**Required work:**
Repeat the material verbatim. Images are excluded from the copy.

**Records supplied:**
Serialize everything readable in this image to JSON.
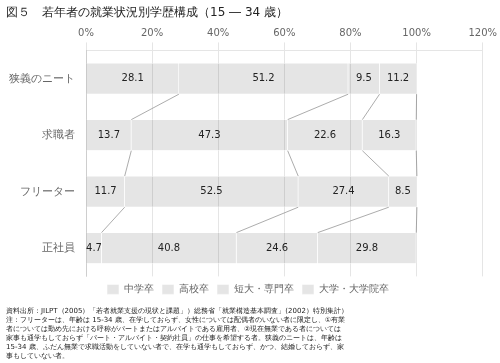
{
  "chart_data": {
    "type": "bar",
    "orientation": "horizontal",
    "stacked": true,
    "title": "図５　若年者の就業状況別学歴構成（15 ― 34 歳）",
    "categories": [
      "狭義のニート",
      "求職者",
      "フリーター",
      "正社員"
    ],
    "series": [
      {
        "name": "中学卒",
        "values": [
          28.1,
          13.7,
          11.7,
          4.7
        ]
      },
      {
        "name": "高校卒",
        "values": [
          51.2,
          47.3,
          52.5,
          40.8
        ]
      },
      {
        "name": "短大・専門卒",
        "values": [
          9.5,
          22.6,
          27.4,
          24.6
        ]
      },
      {
        "name": "大学・大学院卒",
        "values": [
          11.2,
          16.3,
          8.5,
          29.8
        ]
      }
    ],
    "xlim": [
      0,
      120
    ],
    "xticks": [
      {
        "value": 0,
        "label": "0%"
      },
      {
        "value": 20,
        "label": "20%"
      },
      {
        "value": 40,
        "label": "40%"
      },
      {
        "value": 60,
        "label": "60%"
      },
      {
        "value": 80,
        "label": "80%"
      },
      {
        "value": 100,
        "label": "100%"
      },
      {
        "value": 120,
        "label": "120%"
      }
    ],
    "grid": true,
    "data_labels": true,
    "legend": "bottom",
    "annotations": [
      "資料出所：JILPT（2005）「若者就業支援の現状と課題」）総務省「就業構造基本調査」(2002）特別集計）\n注：フリーターは、年齢は 15-34 歳、在学しておらず、女性については配偶者のいない者に限定し、①有業\n者については勤め先における呼称がパートまたはアルバイトである雇用者、②現在無業である者については\n家事も通学もしておらず「パート・アルバイト・契約社員」の仕事を希望する者。狭義のニートは、年齢は\n15-34 歳、ふだん無業で求職活動をしていない者で、在学も通学もしておらず、かつ、結婚しておらず、家\n事もしていない者。"
    ]
  }
}
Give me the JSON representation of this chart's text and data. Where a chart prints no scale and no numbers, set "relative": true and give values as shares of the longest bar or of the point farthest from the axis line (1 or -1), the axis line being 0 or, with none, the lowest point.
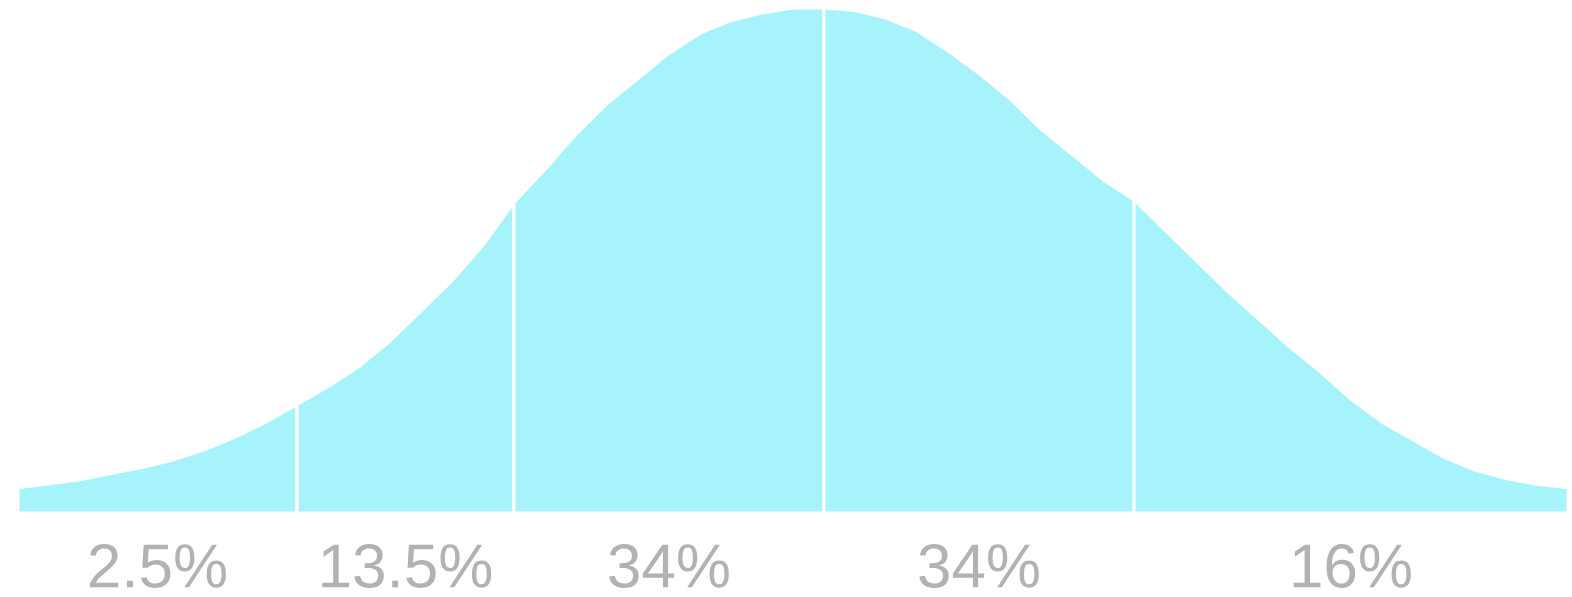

**Response below:**
Serialize everything readable in this image to JSON.
{
  "chart_data": {
    "type": "bar",
    "orientation": "horizontal",
    "stacked": true,
    "title": "図５　若年者の就業状況別学歴構成（15 ― 34 歳）",
    "categories": [
      "狭義のニート",
      "求職者",
      "フリーター",
      "正社員"
    ],
    "series": [
      {
        "name": "中学卒",
        "values": [
          28.1,
          13.7,
          11.7,
          4.7
        ]
      },
      {
        "name": "高校卒",
        "values": [
          51.2,
          47.3,
          52.5,
          40.8
        ]
      },
      {
        "name": "短大・専門卒",
        "values": [
          9.5,
          22.6,
          27.4,
          24.6
        ]
      },
      {
        "name": "大学・大学院卒",
        "values": [
          11.2,
          16.3,
          8.5,
          29.8
        ]
      }
    ],
    "xlim": [
      0,
      120
    ],
    "xticks": [
      {
        "value": 0,
        "label": "0%"
      },
      {
        "value": 20,
        "label": "20%"
      },
      {
        "value": 40,
        "label": "40%"
      },
      {
        "value": 60,
        "label": "60%"
      },
      {
        "value": 80,
        "label": "80%"
      },
      {
        "value": 100,
        "label": "100%"
      },
      {
        "value": 120,
        "label": "120%"
      }
    ],
    "grid": true,
    "data_labels": true,
    "legend": "bottom",
    "annotations": [
      "資料出所：JILPT（2005）「若者就業支援の現状と課題」）総務省「就業構造基本調査」(2002）特別集計）\n注：フリーターは、年齢は 15-34 歳、在学しておらず、女性については配偶者のいない者に限定し、①有業\n者については勤め先における呼称がパートまたはアルバイトである雇用者、②現在無業である者については\n家事も通学もしておらず「パート・アルバイト・契約社員」の仕事を希望する者。狭義のニートは、年齢は\n15-34 歳、ふだん無業で求職活動をしていない者で、在学も通学もしておらず、かつ、結婚しておらず、家\n事もしていない者。"
    ]
  }
}
Give me the JSON representation of this chart's text and data. Where a chart prints no scale and no numbers, set "relative": true and give values as shares of the longest bar or of the point farthest from the axis line (1 or -1), the axis line being 0 or, with none, the lowest point.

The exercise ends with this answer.